## [Short problem]
Your task is to output all the records below, word for word.

## [Figure content listings]
┏━━

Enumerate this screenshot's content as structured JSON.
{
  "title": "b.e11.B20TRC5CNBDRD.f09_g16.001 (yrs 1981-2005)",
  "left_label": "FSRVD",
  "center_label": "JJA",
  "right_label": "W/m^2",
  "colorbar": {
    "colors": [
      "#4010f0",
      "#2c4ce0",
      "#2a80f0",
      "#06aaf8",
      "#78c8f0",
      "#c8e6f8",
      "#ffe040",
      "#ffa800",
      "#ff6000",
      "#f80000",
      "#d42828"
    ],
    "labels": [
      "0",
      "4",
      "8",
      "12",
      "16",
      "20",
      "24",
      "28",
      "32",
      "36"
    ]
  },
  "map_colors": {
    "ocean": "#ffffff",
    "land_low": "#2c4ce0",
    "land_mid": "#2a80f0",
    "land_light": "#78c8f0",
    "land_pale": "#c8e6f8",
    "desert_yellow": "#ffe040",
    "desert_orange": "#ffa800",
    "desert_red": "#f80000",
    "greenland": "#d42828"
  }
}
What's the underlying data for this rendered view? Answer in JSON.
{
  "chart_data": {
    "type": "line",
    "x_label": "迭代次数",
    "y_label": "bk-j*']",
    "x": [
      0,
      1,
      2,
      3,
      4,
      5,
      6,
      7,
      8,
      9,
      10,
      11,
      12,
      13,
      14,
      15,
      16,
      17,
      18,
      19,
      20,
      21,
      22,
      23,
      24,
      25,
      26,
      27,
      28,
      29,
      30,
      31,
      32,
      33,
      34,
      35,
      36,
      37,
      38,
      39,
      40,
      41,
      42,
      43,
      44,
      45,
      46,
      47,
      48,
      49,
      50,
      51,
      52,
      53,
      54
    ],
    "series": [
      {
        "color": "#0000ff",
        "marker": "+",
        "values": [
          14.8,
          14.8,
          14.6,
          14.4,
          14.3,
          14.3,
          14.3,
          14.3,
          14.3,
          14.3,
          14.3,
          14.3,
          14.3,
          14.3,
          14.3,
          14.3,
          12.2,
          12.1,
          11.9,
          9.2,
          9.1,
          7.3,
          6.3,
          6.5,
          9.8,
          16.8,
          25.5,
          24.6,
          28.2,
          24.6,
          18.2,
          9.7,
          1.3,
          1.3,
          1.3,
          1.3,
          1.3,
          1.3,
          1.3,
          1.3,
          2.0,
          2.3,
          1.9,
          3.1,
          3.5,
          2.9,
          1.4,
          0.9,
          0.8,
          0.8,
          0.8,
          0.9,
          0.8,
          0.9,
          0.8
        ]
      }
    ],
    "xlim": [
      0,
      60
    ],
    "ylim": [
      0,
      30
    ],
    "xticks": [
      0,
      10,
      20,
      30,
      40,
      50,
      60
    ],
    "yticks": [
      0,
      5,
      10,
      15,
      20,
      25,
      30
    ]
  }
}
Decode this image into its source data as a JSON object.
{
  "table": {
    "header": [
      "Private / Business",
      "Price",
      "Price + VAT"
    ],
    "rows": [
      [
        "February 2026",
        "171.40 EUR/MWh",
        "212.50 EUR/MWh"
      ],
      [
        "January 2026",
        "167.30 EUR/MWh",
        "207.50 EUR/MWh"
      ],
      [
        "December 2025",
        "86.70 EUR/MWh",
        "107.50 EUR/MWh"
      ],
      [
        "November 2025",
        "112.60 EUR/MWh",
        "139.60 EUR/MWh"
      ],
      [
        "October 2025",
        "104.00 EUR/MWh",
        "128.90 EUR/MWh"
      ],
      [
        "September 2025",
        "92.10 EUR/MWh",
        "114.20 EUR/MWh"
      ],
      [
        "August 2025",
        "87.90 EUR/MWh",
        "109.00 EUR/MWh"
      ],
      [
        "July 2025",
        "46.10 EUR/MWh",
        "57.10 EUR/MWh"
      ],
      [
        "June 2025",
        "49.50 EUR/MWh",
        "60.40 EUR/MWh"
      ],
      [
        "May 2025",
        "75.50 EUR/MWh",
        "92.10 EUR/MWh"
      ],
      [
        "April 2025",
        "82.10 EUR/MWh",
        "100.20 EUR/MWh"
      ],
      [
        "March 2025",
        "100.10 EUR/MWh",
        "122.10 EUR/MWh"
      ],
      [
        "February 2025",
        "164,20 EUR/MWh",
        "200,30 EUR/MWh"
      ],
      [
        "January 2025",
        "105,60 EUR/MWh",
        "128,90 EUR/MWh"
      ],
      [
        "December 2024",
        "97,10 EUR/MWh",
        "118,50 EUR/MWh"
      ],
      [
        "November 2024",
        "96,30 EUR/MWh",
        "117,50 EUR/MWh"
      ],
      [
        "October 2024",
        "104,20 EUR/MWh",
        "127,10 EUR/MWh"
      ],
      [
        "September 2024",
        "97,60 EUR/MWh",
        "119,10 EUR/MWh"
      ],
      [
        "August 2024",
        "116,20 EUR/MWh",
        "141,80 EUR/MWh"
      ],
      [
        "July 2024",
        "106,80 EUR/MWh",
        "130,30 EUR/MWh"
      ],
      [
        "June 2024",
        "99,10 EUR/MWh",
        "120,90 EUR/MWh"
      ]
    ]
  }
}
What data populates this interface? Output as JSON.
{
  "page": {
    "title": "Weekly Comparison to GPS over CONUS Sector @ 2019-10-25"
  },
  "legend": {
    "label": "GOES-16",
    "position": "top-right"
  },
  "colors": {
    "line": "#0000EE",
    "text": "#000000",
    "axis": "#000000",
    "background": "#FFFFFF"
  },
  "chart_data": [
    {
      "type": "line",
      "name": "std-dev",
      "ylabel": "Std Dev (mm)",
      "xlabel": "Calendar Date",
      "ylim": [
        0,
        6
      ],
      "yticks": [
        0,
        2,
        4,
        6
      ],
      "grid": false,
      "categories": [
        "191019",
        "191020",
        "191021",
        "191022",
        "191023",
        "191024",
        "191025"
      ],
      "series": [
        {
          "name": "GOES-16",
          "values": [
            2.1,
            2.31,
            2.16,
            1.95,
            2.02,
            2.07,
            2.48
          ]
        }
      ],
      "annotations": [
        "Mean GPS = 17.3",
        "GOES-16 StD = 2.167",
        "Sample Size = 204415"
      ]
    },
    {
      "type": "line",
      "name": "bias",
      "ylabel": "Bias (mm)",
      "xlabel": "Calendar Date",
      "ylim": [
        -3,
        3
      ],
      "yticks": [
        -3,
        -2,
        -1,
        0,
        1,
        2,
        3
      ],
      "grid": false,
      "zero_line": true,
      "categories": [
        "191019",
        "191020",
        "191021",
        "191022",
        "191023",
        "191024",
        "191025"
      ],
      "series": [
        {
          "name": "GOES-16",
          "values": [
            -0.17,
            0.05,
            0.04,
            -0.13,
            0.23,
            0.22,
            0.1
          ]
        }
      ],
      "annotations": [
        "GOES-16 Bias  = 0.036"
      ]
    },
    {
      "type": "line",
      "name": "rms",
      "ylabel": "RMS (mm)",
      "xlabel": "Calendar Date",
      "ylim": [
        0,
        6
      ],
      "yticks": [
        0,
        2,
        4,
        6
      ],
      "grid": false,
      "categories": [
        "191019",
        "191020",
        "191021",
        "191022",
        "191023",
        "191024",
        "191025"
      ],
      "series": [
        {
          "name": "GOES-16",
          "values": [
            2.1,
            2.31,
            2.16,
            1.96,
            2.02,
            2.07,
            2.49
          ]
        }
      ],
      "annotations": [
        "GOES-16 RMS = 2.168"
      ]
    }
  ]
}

┗━━

## [Final result]
Enumerate this screenshot's content as structured JSON.
{
  "title": "b.e11.B20TRC5CNBDRD.f09_g16.001 (yrs 1981-2005)",
  "left_label": "FSRVD",
  "center_label": "JJA",
  "right_label": "W/m^2",
  "colorbar": {
    "colors": [
      "#4010f0",
      "#2c4ce0",
      "#2a80f0",
      "#06aaf8",
      "#78c8f0",
      "#c8e6f8",
      "#ffe040",
      "#ffa800",
      "#ff6000",
      "#f80000",
      "#d42828"
    ],
    "labels": [
      "0",
      "4",
      "8",
      "12",
      "16",
      "20",
      "24",
      "28",
      "32",
      "36"
    ]
  },
  "map_colors": {
    "ocean": "#ffffff",
    "land_low": "#2c4ce0",
    "land_mid": "#2a80f0",
    "land_light": "#78c8f0",
    "land_pale": "#c8e6f8",
    "desert_yellow": "#ffe040",
    "desert_orange": "#ffa800",
    "desert_red": "#f80000",
    "greenland": "#d42828"
  }
}
What's the underlying data for this rendered view? Answer in JSON.
{
  "chart_data": {
    "type": "line",
    "x_label": "迭代次数",
    "y_label": "bk-j*']",
    "x": [
      0,
      1,
      2,
      3,
      4,
      5,
      6,
      7,
      8,
      9,
      10,
      11,
      12,
      13,
      14,
      15,
      16,
      17,
      18,
      19,
      20,
      21,
      22,
      23,
      24,
      25,
      26,
      27,
      28,
      29,
      30,
      31,
      32,
      33,
      34,
      35,
      36,
      37,
      38,
      39,
      40,
      41,
      42,
      43,
      44,
      45,
      46,
      47,
      48,
      49,
      50,
      51,
      52,
      53,
      54
    ],
    "series": [
      {
        "color": "#0000ff",
        "marker": "+",
        "values": [
          14.8,
          14.8,
          14.6,
          14.4,
          14.3,
          14.3,
          14.3,
          14.3,
          14.3,
          14.3,
          14.3,
          14.3,
          14.3,
          14.3,
          14.3,
          14.3,
          12.2,
          12.1,
          11.9,
          9.2,
          9.1,
          7.3,
          6.3,
          6.5,
          9.8,
          16.8,
          25.5,
          24.6,
          28.2,
          24.6,
          18.2,
          9.7,
          1.3,
          1.3,
          1.3,
          1.3,
          1.3,
          1.3,
          1.3,
          1.3,
          2.0,
          2.3,
          1.9,
          3.1,
          3.5,
          2.9,
          1.4,
          0.9,
          0.8,
          0.8,
          0.8,
          0.9,
          0.8,
          0.9,
          0.8
        ]
      }
    ],
    "xlim": [
      0,
      60
    ],
    "ylim": [
      0,
      30
    ],
    "xticks": [
      0,
      10,
      20,
      30,
      40,
      50,
      60
    ],
    "yticks": [
      0,
      5,
      10,
      15,
      20,
      25,
      30
    ]
  }
}
Decode this image into its source data as a JSON object.
{
  "table": {
    "header": [
      "Private / Business",
      "Price",
      "Price + VAT"
    ],
    "rows": [
      [
        "February 2026",
        "171.40 EUR/MWh",
        "212.50 EUR/MWh"
      ],
      [
        "January 2026",
        "167.30 EUR/MWh",
        "207.50 EUR/MWh"
      ],
      [
        "December 2025",
        "86.70 EUR/MWh",
        "107.50 EUR/MWh"
      ],
      [
        "November 2025",
        "112.60 EUR/MWh",
        "139.60 EUR/MWh"
      ],
      [
        "October 2025",
        "104.00 EUR/MWh",
        "128.90 EUR/MWh"
      ],
      [
        "September 2025",
        "92.10 EUR/MWh",
        "114.20 EUR/MWh"
      ],
      [
        "August 2025",
        "87.90 EUR/MWh",
        "109.00 EUR/MWh"
      ],
      [
        "July 2025",
        "46.10 EUR/MWh",
        "57.10 EUR/MWh"
      ],
      [
        "June 2025",
        "49.50 EUR/MWh",
        "60.40 EUR/MWh"
      ],
      [
        "May 2025",
        "75.50 EUR/MWh",
        "92.10 EUR/MWh"
      ],
      [
        "April 2025",
        "82.10 EUR/MWh",
        "100.20 EUR/MWh"
      ],
      [
        "March 2025",
        "100.10 EUR/MWh",
        "122.10 EUR/MWh"
      ],
      [
        "February 2025",
        "164,20 EUR/MWh",
        "200,30 EUR/MWh"
      ],
      [
        "January 2025",
        "105,60 EUR/MWh",
        "128,90 EUR/MWh"
      ],
      [
        "December 2024",
        "97,10 EUR/MWh",
        "118,50 EUR/MWh"
      ],
      [
        "November 2024",
        "96,30 EUR/MWh",
        "117,50 EUR/MWh"
      ],
      [
        "October 2024",
        "104,20 EUR/MWh",
        "127,10 EUR/MWh"
      ],
      [
        "September 2024",
        "97,60 EUR/MWh",
        "119,10 EUR/MWh"
      ],
      [
        "August 2024",
        "116,20 EUR/MWh",
        "141,80 EUR/MWh"
      ],
      [
        "July 2024",
        "106,80 EUR/MWh",
        "130,30 EUR/MWh"
      ],
      [
        "June 2024",
        "99,10 EUR/MWh",
        "120,90 EUR/MWh"
      ]
    ]
  }
}
What data populates this interface? Output as JSON.
{
  "page": {
    "title": "Weekly Comparison to GPS over CONUS Sector @ 2019-10-25"
  },
  "legend": {
    "label": "GOES-16",
    "position": "top-right"
  },
  "colors": {
    "line": "#0000EE",
    "text": "#000000",
    "axis": "#000000",
    "background": "#FFFFFF"
  },
  "chart_data": [
    {
      "type": "line",
      "name": "std-dev",
      "ylabel": "Std Dev (mm)",
      "xlabel": "Calendar Date",
      "ylim": [
        0,
        6
      ],
      "yticks": [
        0,
        2,
        4,
        6
      ],
      "grid": false,
      "categories": [
        "191019",
        "191020",
        "191021",
        "191022",
        "191023",
        "191024",
        "191025"
      ],
      "series": [
        {
          "name": "GOES-16",
          "values": [
            2.1,
            2.31,
            2.16,
            1.95,
            2.02,
            2.07,
            2.48
          ]
        }
      ],
      "annotations": [
        "Mean GPS = 17.3",
        "GOES-16 StD = 2.167",
        "Sample Size = 204415"
      ]
    },
    {
      "type": "line",
      "name": "bias",
      "ylabel": "Bias (mm)",
      "xlabel": "Calendar Date",
      "ylim": [
        -3,
        3
      ],
      "yticks": [
        -3,
        -2,
        -1,
        0,
        1,
        2,
        3
      ],
      "grid": false,
      "zero_line": true,
      "categories": [
        "191019",
        "191020",
        "191021",
        "191022",
        "191023",
        "191024",
        "191025"
      ],
      "series": [
        {
          "name": "GOES-16",
          "values": [
            -0.17,
            0.05,
            0.04,
            -0.13,
            0.23,
            0.22,
            0.1
          ]
        }
      ],
      "annotations": [
        "GOES-16 Bias  = 0.036"
      ]
    },
    {
      "type": "line",
      "name": "rms",
      "ylabel": "RMS (mm)",
      "xlabel": "Calendar Date",
      "ylim": [
        0,
        6
      ],
      "yticks": [
        0,
        2,
        4,
        6
      ],
      "grid": false,
      "categories": [
        "191019",
        "191020",
        "191021",
        "191022",
        "191023",
        "191024",
        "191025"
      ],
      "series": [
        {
          "name": "GOES-16",
          "values": [
            2.1,
            2.31,
            2.16,
            1.96,
            2.02,
            2.07,
            2.49
          ]
        }
      ],
      "annotations": [
        "GOES-16 RMS = 2.168"
      ]
    }
  ]
}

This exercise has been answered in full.